What to produce — Check each line of the material below for "here", then copy the ones that contain it.

═══

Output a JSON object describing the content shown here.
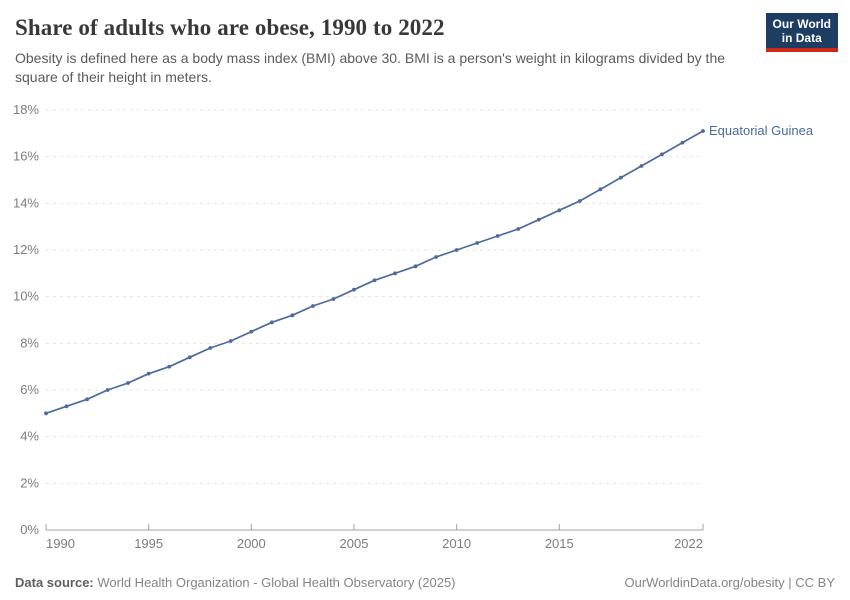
{
  "header": {
    "title": "Share of adults who are obese, 1990 to 2022",
    "subtitle": "Obesity is defined here as a body mass index (BMI) above 30. BMI is a person's weight in kilograms divided by the square of their height in meters.",
    "logo": {
      "line1": "Our World",
      "line2": "in Data"
    }
  },
  "chart_data": {
    "type": "line",
    "title": "Share of adults who are obese, 1990 to 2022",
    "xlabel": "",
    "ylabel": "",
    "xlim": [
      1990,
      2022
    ],
    "ylim": [
      0,
      18
    ],
    "x_ticks": [
      1990,
      1995,
      2000,
      2005,
      2010,
      2015,
      2022
    ],
    "y_ticks": [
      0,
      2,
      4,
      6,
      8,
      10,
      12,
      14,
      16,
      18
    ],
    "y_tick_suffix": "%",
    "grid": "horizontal-dashed",
    "legend_position": "end-of-line-label",
    "series": [
      {
        "name": "Equatorial Guinea",
        "color": "#4C6A9C",
        "x": [
          1990,
          1991,
          1992,
          1993,
          1994,
          1995,
          1996,
          1997,
          1998,
          1999,
          2000,
          2001,
          2002,
          2003,
          2004,
          2005,
          2006,
          2007,
          2008,
          2009,
          2010,
          2011,
          2012,
          2013,
          2014,
          2015,
          2016,
          2017,
          2018,
          2019,
          2020,
          2021,
          2022
        ],
        "values": [
          5.0,
          5.3,
          5.6,
          6.0,
          6.3,
          6.7,
          7.0,
          7.4,
          7.8,
          8.1,
          8.5,
          8.9,
          9.2,
          9.6,
          9.9,
          10.3,
          10.7,
          11.0,
          11.3,
          11.7,
          12.0,
          12.3,
          12.6,
          12.9,
          13.3,
          13.7,
          14.1,
          14.6,
          15.1,
          15.6,
          16.1,
          16.6,
          17.1
        ]
      }
    ],
    "colors": {
      "grid": "#e3e3e3",
      "axis": "#a3a3a3",
      "tick_label": "#7d7d7d",
      "accent": "#4C6A9C"
    }
  },
  "footer": {
    "datasource_label": "Data source:",
    "datasource_value": " World Health Organization - Global Health Observatory (2025)",
    "rights": "OurWorldinData.org/obesity | CC BY"
  }
}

═══

Answer to this problem —
Output a JSON object describing the content shown here.
    "subtitle": "Obesity is defined here as a body mass index (BMI) above 30. BMI is a person's weight in kilograms divided by the square of their height in meters.",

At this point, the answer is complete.